> [Task details]: Every line of the material below should be repeated exactly.

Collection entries
========================================
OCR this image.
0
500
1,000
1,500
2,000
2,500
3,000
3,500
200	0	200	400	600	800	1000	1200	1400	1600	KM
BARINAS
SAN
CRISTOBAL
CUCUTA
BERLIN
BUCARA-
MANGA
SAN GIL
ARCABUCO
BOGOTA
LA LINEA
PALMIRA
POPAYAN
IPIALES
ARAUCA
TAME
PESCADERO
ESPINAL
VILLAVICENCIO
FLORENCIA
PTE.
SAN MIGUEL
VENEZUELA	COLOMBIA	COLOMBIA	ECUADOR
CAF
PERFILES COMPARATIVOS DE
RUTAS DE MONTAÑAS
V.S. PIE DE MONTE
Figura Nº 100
========================================
> [Response to this task]:
OCR this image.
0
500
1,000
1,500
2,000
2,500
3,000
3,500
200	0	200	400	600	800	1000	1200	1400	1600	KM
BARINAS
SAN
CRISTOBAL
CUCUTA
BERLIN
BUCARA-
MANGA
SAN GIL
ARCABUCO
BOGOTA
LA LINEA
PALMIRA
POPAYAN
IPIALES
ARAUCA
TAME
PESCADERO
ESPINAL
VILLAVICENCIO
FLORENCIA
PTE.
SAN MIGUEL
VENEZUELA	COLOMBIA	COLOMBIA	ECUADOR
CAF
PERFILES COMPARATIVOS DE
RUTAS DE MONTAÑAS
V.S. PIE DE MONTE
Figura Nº 100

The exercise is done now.